Gather all lines with "color" from the records.
········
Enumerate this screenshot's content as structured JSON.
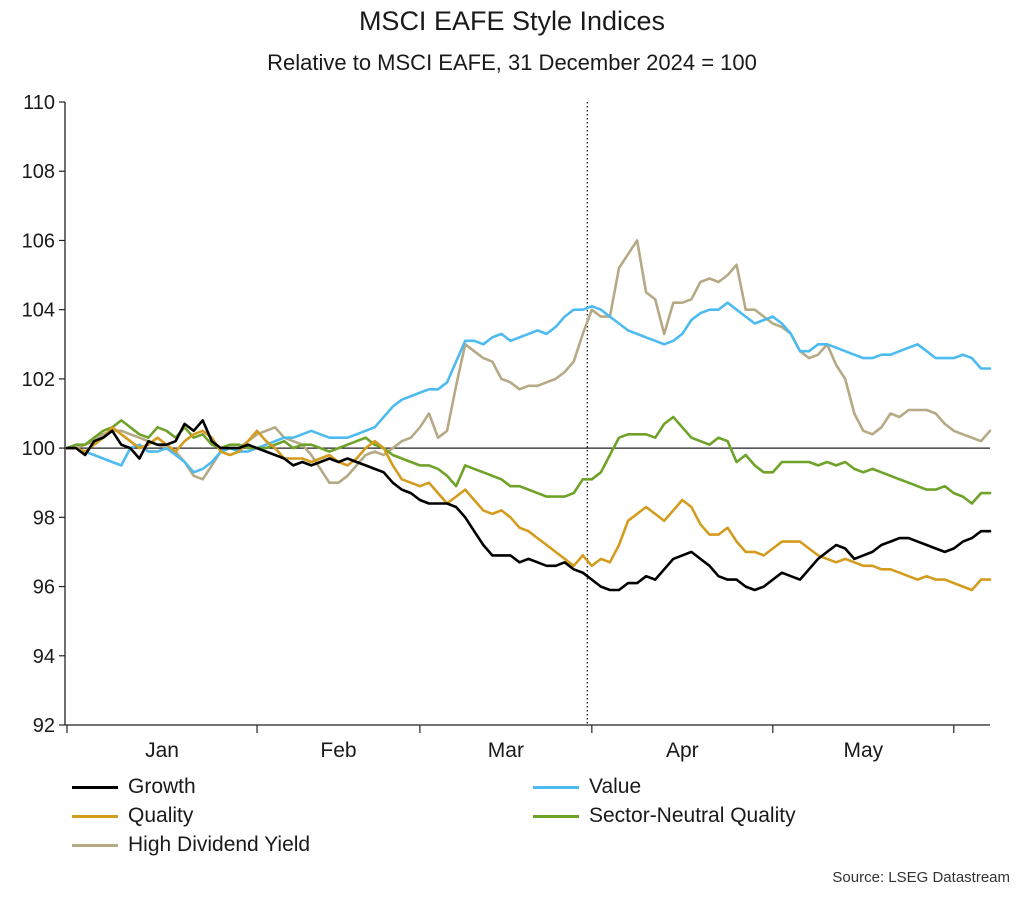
{
  "chart_data": {
    "type": "line",
    "title": "MSCI EAFE Style Indices",
    "subtitle": "Relative to MSCI EAFE, 31 December 2024 = 100",
    "source": "Source: LSEG Datastream",
    "ylim": [
      92,
      110
    ],
    "yticks": [
      92,
      94,
      96,
      98,
      100,
      102,
      104,
      106,
      108,
      110
    ],
    "xlim": [
      0,
      102
    ],
    "x_tick_marks": [
      0,
      21,
      39,
      58,
      78,
      98
    ],
    "x_labels": [
      {
        "label": "Jan",
        "at": 10.5
      },
      {
        "label": "Feb",
        "at": 30
      },
      {
        "label": "Mar",
        "at": 48.5
      },
      {
        "label": "Apr",
        "at": 68
      },
      {
        "label": "May",
        "at": 88
      }
    ],
    "reference_line": 100,
    "vertical_marker": 57.5,
    "series": [
      {
        "name": "Growth",
        "color": "#000000",
        "values": [
          100.0,
          100.0,
          99.8,
          100.2,
          100.3,
          100.5,
          100.1,
          100.0,
          99.7,
          100.2,
          100.1,
          100.1,
          100.2,
          100.7,
          100.5,
          100.8,
          100.2,
          100.0,
          100.0,
          100.0,
          100.1,
          100.0,
          99.9,
          99.8,
          99.7,
          99.5,
          99.6,
          99.5,
          99.6,
          99.7,
          99.6,
          99.7,
          99.6,
          99.5,
          99.4,
          99.3,
          99.0,
          98.8,
          98.7,
          98.5,
          98.4,
          98.4,
          98.4,
          98.3,
          98.0,
          97.6,
          97.2,
          96.9,
          96.9,
          96.9,
          96.7,
          96.8,
          96.7,
          96.6,
          96.6,
          96.7,
          96.5,
          96.4,
          96.2,
          96.0,
          95.9,
          95.9,
          96.1,
          96.1,
          96.3,
          96.2,
          96.5,
          96.8,
          96.9,
          97.0,
          96.8,
          96.6,
          96.3,
          96.2,
          96.2,
          96.0,
          95.9,
          96.0,
          96.2,
          96.4,
          96.3,
          96.2,
          96.5,
          96.8,
          97.0,
          97.2,
          97.1,
          96.8,
          96.9,
          97.0,
          97.2,
          97.3,
          97.4,
          97.4,
          97.3,
          97.2,
          97.1,
          97.0,
          97.1,
          97.3,
          97.4,
          97.6,
          97.6
        ]
      },
      {
        "name": "Value",
        "color": "#4dbbf0",
        "values": [
          100.0,
          100.0,
          99.9,
          99.8,
          99.7,
          99.6,
          99.5,
          100.0,
          100.1,
          99.9,
          99.9,
          100.0,
          99.8,
          99.6,
          99.3,
          99.4,
          99.6,
          99.9,
          100.0,
          99.9,
          99.9,
          100.0,
          100.1,
          100.2,
          100.3,
          100.3,
          100.4,
          100.5,
          100.4,
          100.3,
          100.3,
          100.3,
          100.4,
          100.5,
          100.6,
          100.9,
          101.2,
          101.4,
          101.5,
          101.6,
          101.7,
          101.7,
          101.9,
          102.5,
          103.1,
          103.1,
          103.0,
          103.2,
          103.3,
          103.1,
          103.2,
          103.3,
          103.4,
          103.3,
          103.5,
          103.8,
          104.0,
          104.0,
          104.1,
          104.0,
          103.8,
          103.6,
          103.4,
          103.3,
          103.2,
          103.1,
          103.0,
          103.1,
          103.3,
          103.7,
          103.9,
          104.0,
          104.0,
          104.2,
          104.0,
          103.8,
          103.6,
          103.7,
          103.8,
          103.6,
          103.3,
          102.8,
          102.8,
          103.0,
          103.0,
          102.9,
          102.8,
          102.7,
          102.6,
          102.6,
          102.7,
          102.7,
          102.8,
          102.9,
          103.0,
          102.8,
          102.6,
          102.6,
          102.6,
          102.7,
          102.6,
          102.3,
          102.3
        ]
      },
      {
        "name": "Quality",
        "color": "#d49c1e",
        "values": [
          100.0,
          100.0,
          99.9,
          100.1,
          100.3,
          100.6,
          100.4,
          100.2,
          100.0,
          100.1,
          100.3,
          100.1,
          99.9,
          100.2,
          100.4,
          100.5,
          100.3,
          99.9,
          99.8,
          99.9,
          100.2,
          100.5,
          100.2,
          100.0,
          99.7,
          99.7,
          99.7,
          99.6,
          99.7,
          99.8,
          99.6,
          99.5,
          99.7,
          100.0,
          100.2,
          100.0,
          99.5,
          99.1,
          99.0,
          98.9,
          99.0,
          98.7,
          98.4,
          98.6,
          98.8,
          98.5,
          98.2,
          98.1,
          98.2,
          98.0,
          97.7,
          97.6,
          97.4,
          97.2,
          97.0,
          96.8,
          96.6,
          96.9,
          96.6,
          96.8,
          96.7,
          97.2,
          97.9,
          98.1,
          98.3,
          98.1,
          97.9,
          98.2,
          98.5,
          98.3,
          97.8,
          97.5,
          97.5,
          97.7,
          97.3,
          97.0,
          97.0,
          96.9,
          97.1,
          97.3,
          97.3,
          97.3,
          97.1,
          96.9,
          96.8,
          96.7,
          96.8,
          96.7,
          96.6,
          96.6,
          96.5,
          96.5,
          96.4,
          96.3,
          96.2,
          96.3,
          96.2,
          96.2,
          96.1,
          96.0,
          95.9,
          96.2,
          96.2
        ]
      },
      {
        "name": "Sector-Neutral Quality",
        "color": "#6fa229",
        "values": [
          100.0,
          100.1,
          100.1,
          100.3,
          100.5,
          100.6,
          100.8,
          100.6,
          100.4,
          100.3,
          100.6,
          100.5,
          100.3,
          100.6,
          100.3,
          100.4,
          100.1,
          100.0,
          100.1,
          100.1,
          100.0,
          100.0,
          100.0,
          100.1,
          100.2,
          100.0,
          100.1,
          100.1,
          100.0,
          99.9,
          100.0,
          100.1,
          100.2,
          100.3,
          100.1,
          100.0,
          99.8,
          99.7,
          99.6,
          99.5,
          99.5,
          99.4,
          99.2,
          98.9,
          99.5,
          99.4,
          99.3,
          99.2,
          99.1,
          98.9,
          98.9,
          98.8,
          98.7,
          98.6,
          98.6,
          98.6,
          98.7,
          99.1,
          99.1,
          99.3,
          99.8,
          100.3,
          100.4,
          100.4,
          100.4,
          100.3,
          100.7,
          100.9,
          100.6,
          100.3,
          100.2,
          100.1,
          100.3,
          100.2,
          99.6,
          99.8,
          99.5,
          99.3,
          99.3,
          99.6,
          99.6,
          99.6,
          99.6,
          99.5,
          99.6,
          99.5,
          99.6,
          99.4,
          99.3,
          99.4,
          99.3,
          99.2,
          99.1,
          99.0,
          98.9,
          98.8,
          98.8,
          98.9,
          98.7,
          98.6,
          98.4,
          98.7,
          98.7
        ]
      },
      {
        "name": "High Dividend Yield",
        "color": "#b5a986",
        "values": [
          100.0,
          100.0,
          100.1,
          100.2,
          100.4,
          100.5,
          100.5,
          100.4,
          100.3,
          100.2,
          100.1,
          100.0,
          99.9,
          99.6,
          99.2,
          99.1,
          99.5,
          99.9,
          100.0,
          100.0,
          100.2,
          100.4,
          100.5,
          100.6,
          100.3,
          100.2,
          100.1,
          99.8,
          99.4,
          99.0,
          99.0,
          99.2,
          99.5,
          99.8,
          99.9,
          99.8,
          100.0,
          100.2,
          100.3,
          100.6,
          101.0,
          100.3,
          100.5,
          101.8,
          103.0,
          102.8,
          102.6,
          102.5,
          102.0,
          101.9,
          101.7,
          101.8,
          101.8,
          101.9,
          102.0,
          102.2,
          102.5,
          103.3,
          104.0,
          103.8,
          103.8,
          105.2,
          105.6,
          106.0,
          104.5,
          104.3,
          103.3,
          104.2,
          104.2,
          104.3,
          104.8,
          104.9,
          104.8,
          105.0,
          105.3,
          104.0,
          104.0,
          103.8,
          103.6,
          103.5,
          103.3,
          102.8,
          102.6,
          102.7,
          103.0,
          102.4,
          102.0,
          101.0,
          100.5,
          100.4,
          100.6,
          101.0,
          100.9,
          101.1,
          101.1,
          101.1,
          101.0,
          100.7,
          100.5,
          100.4,
          100.3,
          100.2,
          100.5
        ]
      }
    ]
  }
}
········
→ **EXERCISE RESULT**:
        "color": "#000000",
        "color": "#4dbbf0",
        "color": "#d49c1e",
        "color": "#6fa229",
        "color": "#b5a986",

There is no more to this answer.